Figure collection entries:
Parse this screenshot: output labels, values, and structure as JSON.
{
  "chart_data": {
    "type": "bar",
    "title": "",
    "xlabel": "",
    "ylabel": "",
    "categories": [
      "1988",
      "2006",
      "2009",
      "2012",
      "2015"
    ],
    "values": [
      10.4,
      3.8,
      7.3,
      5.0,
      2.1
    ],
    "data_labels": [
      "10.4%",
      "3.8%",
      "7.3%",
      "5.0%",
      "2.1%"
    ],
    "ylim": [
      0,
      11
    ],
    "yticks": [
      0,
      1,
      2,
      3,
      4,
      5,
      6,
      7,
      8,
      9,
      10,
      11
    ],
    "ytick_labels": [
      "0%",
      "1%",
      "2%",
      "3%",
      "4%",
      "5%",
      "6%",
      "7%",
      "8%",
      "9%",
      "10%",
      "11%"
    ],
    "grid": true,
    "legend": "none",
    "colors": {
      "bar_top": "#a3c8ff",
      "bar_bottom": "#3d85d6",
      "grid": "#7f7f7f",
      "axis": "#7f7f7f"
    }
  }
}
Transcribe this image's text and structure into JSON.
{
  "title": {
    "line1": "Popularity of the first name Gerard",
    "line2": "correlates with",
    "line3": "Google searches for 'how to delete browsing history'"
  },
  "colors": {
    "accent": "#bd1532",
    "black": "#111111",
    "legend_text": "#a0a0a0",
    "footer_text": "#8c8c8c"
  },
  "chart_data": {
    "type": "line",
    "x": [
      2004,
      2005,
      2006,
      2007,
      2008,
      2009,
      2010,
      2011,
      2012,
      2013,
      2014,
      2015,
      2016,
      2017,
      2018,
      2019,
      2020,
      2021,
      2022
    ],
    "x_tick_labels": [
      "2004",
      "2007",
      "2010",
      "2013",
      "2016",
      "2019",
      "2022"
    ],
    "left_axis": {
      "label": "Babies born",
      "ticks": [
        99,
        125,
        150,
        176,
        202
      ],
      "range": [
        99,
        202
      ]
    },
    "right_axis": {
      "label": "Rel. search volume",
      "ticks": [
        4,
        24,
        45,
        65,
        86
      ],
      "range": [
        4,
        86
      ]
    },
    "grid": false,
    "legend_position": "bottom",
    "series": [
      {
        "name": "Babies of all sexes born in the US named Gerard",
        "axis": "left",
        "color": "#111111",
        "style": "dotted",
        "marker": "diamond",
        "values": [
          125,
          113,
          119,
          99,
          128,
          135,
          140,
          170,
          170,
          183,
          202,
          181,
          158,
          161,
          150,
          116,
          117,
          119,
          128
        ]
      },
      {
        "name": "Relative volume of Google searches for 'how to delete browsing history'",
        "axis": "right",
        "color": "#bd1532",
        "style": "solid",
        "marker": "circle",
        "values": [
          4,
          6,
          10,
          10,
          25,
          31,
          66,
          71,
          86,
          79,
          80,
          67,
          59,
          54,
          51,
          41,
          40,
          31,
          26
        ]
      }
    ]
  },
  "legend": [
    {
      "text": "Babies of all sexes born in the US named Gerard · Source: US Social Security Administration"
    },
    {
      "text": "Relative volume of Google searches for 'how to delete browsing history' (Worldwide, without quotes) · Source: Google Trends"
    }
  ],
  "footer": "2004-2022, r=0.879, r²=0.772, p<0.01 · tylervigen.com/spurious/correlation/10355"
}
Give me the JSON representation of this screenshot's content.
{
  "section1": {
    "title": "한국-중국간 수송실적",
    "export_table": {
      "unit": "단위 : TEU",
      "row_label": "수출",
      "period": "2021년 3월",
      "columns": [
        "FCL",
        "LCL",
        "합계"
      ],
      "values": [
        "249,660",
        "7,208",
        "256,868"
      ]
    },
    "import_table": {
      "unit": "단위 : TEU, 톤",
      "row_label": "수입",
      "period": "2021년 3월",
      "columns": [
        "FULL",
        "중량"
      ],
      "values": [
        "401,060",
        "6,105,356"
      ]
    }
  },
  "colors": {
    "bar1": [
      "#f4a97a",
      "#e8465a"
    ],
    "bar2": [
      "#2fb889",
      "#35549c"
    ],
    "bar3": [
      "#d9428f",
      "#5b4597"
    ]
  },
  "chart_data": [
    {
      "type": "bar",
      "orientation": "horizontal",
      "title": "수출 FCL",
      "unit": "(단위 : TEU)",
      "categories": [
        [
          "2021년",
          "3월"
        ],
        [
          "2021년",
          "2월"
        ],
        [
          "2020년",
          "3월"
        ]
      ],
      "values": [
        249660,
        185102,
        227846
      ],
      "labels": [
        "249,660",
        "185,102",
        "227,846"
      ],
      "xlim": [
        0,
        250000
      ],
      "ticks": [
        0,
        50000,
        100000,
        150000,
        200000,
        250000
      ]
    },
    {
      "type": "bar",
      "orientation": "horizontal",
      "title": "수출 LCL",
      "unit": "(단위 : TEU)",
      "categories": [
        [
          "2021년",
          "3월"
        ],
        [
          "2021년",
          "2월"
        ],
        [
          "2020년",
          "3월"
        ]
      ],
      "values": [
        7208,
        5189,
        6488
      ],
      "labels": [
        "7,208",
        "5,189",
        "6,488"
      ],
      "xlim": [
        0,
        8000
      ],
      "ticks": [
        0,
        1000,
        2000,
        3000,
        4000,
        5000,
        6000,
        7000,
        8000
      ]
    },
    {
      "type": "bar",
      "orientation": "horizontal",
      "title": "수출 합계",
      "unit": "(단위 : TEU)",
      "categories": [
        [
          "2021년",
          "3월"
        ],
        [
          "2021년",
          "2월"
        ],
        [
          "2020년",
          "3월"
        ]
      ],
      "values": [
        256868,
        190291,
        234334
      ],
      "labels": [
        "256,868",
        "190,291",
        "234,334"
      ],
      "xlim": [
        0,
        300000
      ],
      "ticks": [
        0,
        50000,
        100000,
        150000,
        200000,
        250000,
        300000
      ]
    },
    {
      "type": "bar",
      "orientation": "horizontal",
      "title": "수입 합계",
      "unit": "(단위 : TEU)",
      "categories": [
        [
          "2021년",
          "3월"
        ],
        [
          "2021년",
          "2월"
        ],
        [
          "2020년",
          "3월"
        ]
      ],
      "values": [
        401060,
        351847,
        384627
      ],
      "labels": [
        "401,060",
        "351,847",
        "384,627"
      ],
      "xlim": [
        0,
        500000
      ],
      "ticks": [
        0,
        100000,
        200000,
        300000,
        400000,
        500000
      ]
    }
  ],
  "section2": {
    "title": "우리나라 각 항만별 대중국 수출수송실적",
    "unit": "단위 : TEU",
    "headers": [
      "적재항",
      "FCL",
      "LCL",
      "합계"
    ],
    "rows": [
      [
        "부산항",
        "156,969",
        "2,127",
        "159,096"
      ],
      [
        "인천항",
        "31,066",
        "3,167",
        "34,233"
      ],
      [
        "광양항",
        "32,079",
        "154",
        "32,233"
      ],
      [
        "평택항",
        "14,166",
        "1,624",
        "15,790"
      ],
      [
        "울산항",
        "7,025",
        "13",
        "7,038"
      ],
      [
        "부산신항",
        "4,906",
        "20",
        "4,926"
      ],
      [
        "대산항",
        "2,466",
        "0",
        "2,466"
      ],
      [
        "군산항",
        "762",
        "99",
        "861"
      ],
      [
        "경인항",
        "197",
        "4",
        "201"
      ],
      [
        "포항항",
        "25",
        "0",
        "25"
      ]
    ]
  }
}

* [Description of the task]
Repeat each of the entries above precisely as given.

* [The reply]
Parse this screenshot: output labels, values, and structure as JSON.
{
  "chart_data": {
    "type": "bar",
    "title": "",
    "xlabel": "",
    "ylabel": "",
    "categories": [
      "1988",
      "2006",
      "2009",
      "2012",
      "2015"
    ],
    "values": [
      10.4,
      3.8,
      7.3,
      5.0,
      2.1
    ],
    "data_labels": [
      "10.4%",
      "3.8%",
      "7.3%",
      "5.0%",
      "2.1%"
    ],
    "ylim": [
      0,
      11
    ],
    "yticks": [
      0,
      1,
      2,
      3,
      4,
      5,
      6,
      7,
      8,
      9,
      10,
      11
    ],
    "ytick_labels": [
      "0%",
      "1%",
      "2%",
      "3%",
      "4%",
      "5%",
      "6%",
      "7%",
      "8%",
      "9%",
      "10%",
      "11%"
    ],
    "grid": true,
    "legend": "none",
    "colors": {
      "bar_top": "#a3c8ff",
      "bar_bottom": "#3d85d6",
      "grid": "#7f7f7f",
      "axis": "#7f7f7f"
    }
  }
}
Transcribe this image's text and structure into JSON.
{
  "title": {
    "line1": "Popularity of the first name Gerard",
    "line2": "correlates with",
    "line3": "Google searches for 'how to delete browsing history'"
  },
  "colors": {
    "accent": "#bd1532",
    "black": "#111111",
    "legend_text": "#a0a0a0",
    "footer_text": "#8c8c8c"
  },
  "chart_data": {
    "type": "line",
    "x": [
      2004,
      2005,
      2006,
      2007,
      2008,
      2009,
      2010,
      2011,
      2012,
      2013,
      2014,
      2015,
      2016,
      2017,
      2018,
      2019,
      2020,
      2021,
      2022
    ],
    "x_tick_labels": [
      "2004",
      "2007",
      "2010",
      "2013",
      "2016",
      "2019",
      "2022"
    ],
    "left_axis": {
      "label": "Babies born",
      "ticks": [
        99,
        125,
        150,
        176,
        202
      ],
      "range": [
        99,
        202
      ]
    },
    "right_axis": {
      "label": "Rel. search volume",
      "ticks": [
        4,
        24,
        45,
        65,
        86
      ],
      "range": [
        4,
        86
      ]
    },
    "grid": false,
    "legend_position": "bottom",
    "series": [
      {
        "name": "Babies of all sexes born in the US named Gerard",
        "axis": "left",
        "color": "#111111",
        "style": "dotted",
        "marker": "diamond",
        "values": [
          125,
          113,
          119,
          99,
          128,
          135,
          140,
          170,
          170,
          183,
          202,
          181,
          158,
          161,
          150,
          116,
          117,
          119,
          128
        ]
      },
      {
        "name": "Relative volume of Google searches for 'how to delete browsing history'",
        "axis": "right",
        "color": "#bd1532",
        "style": "solid",
        "marker": "circle",
        "values": [
          4,
          6,
          10,
          10,
          25,
          31,
          66,
          71,
          86,
          79,
          80,
          67,
          59,
          54,
          51,
          41,
          40,
          31,
          26
        ]
      }
    ]
  },
  "legend": [
    {
      "text": "Babies of all sexes born in the US named Gerard · Source: US Social Security Administration"
    },
    {
      "text": "Relative volume of Google searches for 'how to delete browsing history' (Worldwide, without quotes) · Source: Google Trends"
    }
  ],
  "footer": "2004-2022, r=0.879, r²=0.772, p<0.01 · tylervigen.com/spurious/correlation/10355"
}
Give me the JSON representation of this screenshot's content.
{
  "section1": {
    "title": "한국-중국간 수송실적",
    "export_table": {
      "unit": "단위 : TEU",
      "row_label": "수출",
      "period": "2021년 3월",
      "columns": [
        "FCL",
        "LCL",
        "합계"
      ],
      "values": [
        "249,660",
        "7,208",
        "256,868"
      ]
    },
    "import_table": {
      "unit": "단위 : TEU, 톤",
      "row_label": "수입",
      "period": "2021년 3월",
      "columns": [
        "FULL",
        "중량"
      ],
      "values": [
        "401,060",
        "6,105,356"
      ]
    }
  },
  "colors": {
    "bar1": [
      "#f4a97a",
      "#e8465a"
    ],
    "bar2": [
      "#2fb889",
      "#35549c"
    ],
    "bar3": [
      "#d9428f",
      "#5b4597"
    ]
  },
  "chart_data": [
    {
      "type": "bar",
      "orientation": "horizontal",
      "title": "수출 FCL",
      "unit": "(단위 : TEU)",
      "categories": [
        [
          "2021년",
          "3월"
        ],
        [
          "2021년",
          "2월"
        ],
        [
          "2020년",
          "3월"
        ]
      ],
      "values": [
        249660,
        185102,
        227846
      ],
      "labels": [
        "249,660",
        "185,102",
        "227,846"
      ],
      "xlim": [
        0,
        250000
      ],
      "ticks": [
        0,
        50000,
        100000,
        150000,
        200000,
        250000
      ]
    },
    {
      "type": "bar",
      "orientation": "horizontal",
      "title": "수출 LCL",
      "unit": "(단위 : TEU)",
      "categories": [
        [
          "2021년",
          "3월"
        ],
        [
          "2021년",
          "2월"
        ],
        [
          "2020년",
          "3월"
        ]
      ],
      "values": [
        7208,
        5189,
        6488
      ],
      "labels": [
        "7,208",
        "5,189",
        "6,488"
      ],
      "xlim": [
        0,
        8000
      ],
      "ticks": [
        0,
        1000,
        2000,
        3000,
        4000,
        5000,
        6000,
        7000,
        8000
      ]
    },
    {
      "type": "bar",
      "orientation": "horizontal",
      "title": "수출 합계",
      "unit": "(단위 : TEU)",
      "categories": [
        [
          "2021년",
          "3월"
        ],
        [
          "2021년",
          "2월"
        ],
        [
          "2020년",
          "3월"
        ]
      ],
      "values": [
        256868,
        190291,
        234334
      ],
      "labels": [
        "256,868",
        "190,291",
        "234,334"
      ],
      "xlim": [
        0,
        300000
      ],
      "ticks": [
        0,
        50000,
        100000,
        150000,
        200000,
        250000,
        300000
      ]
    },
    {
      "type": "bar",
      "orientation": "horizontal",
      "title": "수입 합계",
      "unit": "(단위 : TEU)",
      "categories": [
        [
          "2021년",
          "3월"
        ],
        [
          "2021년",
          "2월"
        ],
        [
          "2020년",
          "3월"
        ]
      ],
      "values": [
        401060,
        351847,
        384627
      ],
      "labels": [
        "401,060",
        "351,847",
        "384,627"
      ],
      "xlim": [
        0,
        500000
      ],
      "ticks": [
        0,
        100000,
        200000,
        300000,
        400000,
        500000
      ]
    }
  ],
  "section2": {
    "title": "우리나라 각 항만별 대중국 수출수송실적",
    "unit": "단위 : TEU",
    "headers": [
      "적재항",
      "FCL",
      "LCL",
      "합계"
    ],
    "rows": [
      [
        "부산항",
        "156,969",
        "2,127",
        "159,096"
      ],
      [
        "인천항",
        "31,066",
        "3,167",
        "34,233"
      ],
      [
        "광양항",
        "32,079",
        "154",
        "32,233"
      ],
      [
        "평택항",
        "14,166",
        "1,624",
        "15,790"
      ],
      [
        "울산항",
        "7,025",
        "13",
        "7,038"
      ],
      [
        "부산신항",
        "4,906",
        "20",
        "4,926"
      ],
      [
        "대산항",
        "2,466",
        "0",
        "2,466"
      ],
      [
        "군산항",
        "762",
        "99",
        "861"
      ],
      [
        "경인항",
        "197",
        "4",
        "201"
      ],
      [
        "포항항",
        "25",
        "0",
        "25"
      ]
    ]
  }
}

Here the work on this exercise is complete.